**EXERCISE**
Make an exact copy of the records, dropping all pictures.

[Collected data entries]
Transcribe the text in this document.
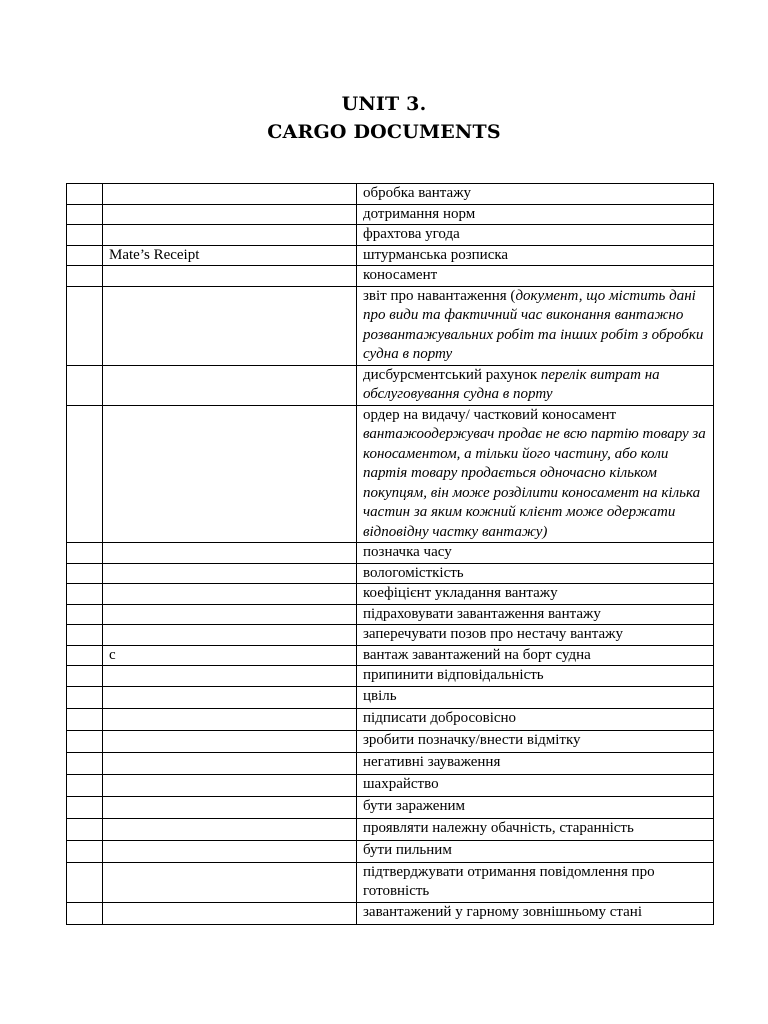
UNIT 3.

CARGO DOCUMENTS

		обробка вантажу
		дотримання норм
		фрахтова угода
	Mate’s Receipt	штурманська розписка
		коносамент
		звіт про навантаження (документ, що містить дані про види та фактичний час виконання вантажно розвантажувальних робіт та інших робіт з обробки судна в порту
		дисбурсментський рахунок перелік витрат на обслуговування судна в порту
		ордер на видачу/ частковий коносамент вантажоодержувач продає не всю партію товару за коносаментом, а тільки його частину, або коли партія товару продається одночасно кільком покупцям, він може розділити коносамент на кілька частин за яким кожний клієнт може одержати відповідну частку вантажу)
		позначка часу
		вологомісткість
		коефіцієнт укладання вантажу
		підраховувати завантаження вантажу
		заперечувати позов про нестачу вантажу
	c	вантаж завантажений на борт судна
		припинити відповідальність
		цвіль
		підписати добросовісно
		зробити позначку/внести відмітку
		негативні зауваження
		шахрайство
		бути зараженим
		проявляти належну обачність, старанність
		бути пильним
		підтверджувати отримання повідомлення про готовність
		завантажений у гарному зовнішньому стані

**COMPLETE ANSWER**
Transcribe the text in this document.
UNIT 3.

CARGO DOCUMENTS

		обробка вантажу
		дотримання норм
		фрахтова угода
	Mate’s Receipt	штурманська розписка
		коносамент
		звіт про навантаження (документ, що містить дані про види та фактичний час виконання вантажно розвантажувальних робіт та інших робіт з обробки судна в порту
		дисбурсментський рахунок перелік витрат на обслуговування судна в порту
		ордер на видачу/ частковий коносамент вантажоодержувач продає не всю партію товару за коносаментом, а тільки його частину, або коли партія товару продається одночасно кільком покупцям, він може розділити коносамент на кілька частин за яким кожний клієнт може одержати відповідну частку вантажу)
		позначка часу
		вологомісткість
		коефіцієнт укладання вантажу
		підраховувати завантаження вантажу
		заперечувати позов про нестачу вантажу
	c	вантаж завантажений на борт судна
		припинити відповідальність
		цвіль
		підписати добросовісно
		зробити позначку/внести відмітку
		негативні зауваження
		шахрайство
		бути зараженим
		проявляти належну обачність, старанність
		бути пильним
		підтверджувати отримання повідомлення про готовність
		завантажений у гарному зовнішньому стані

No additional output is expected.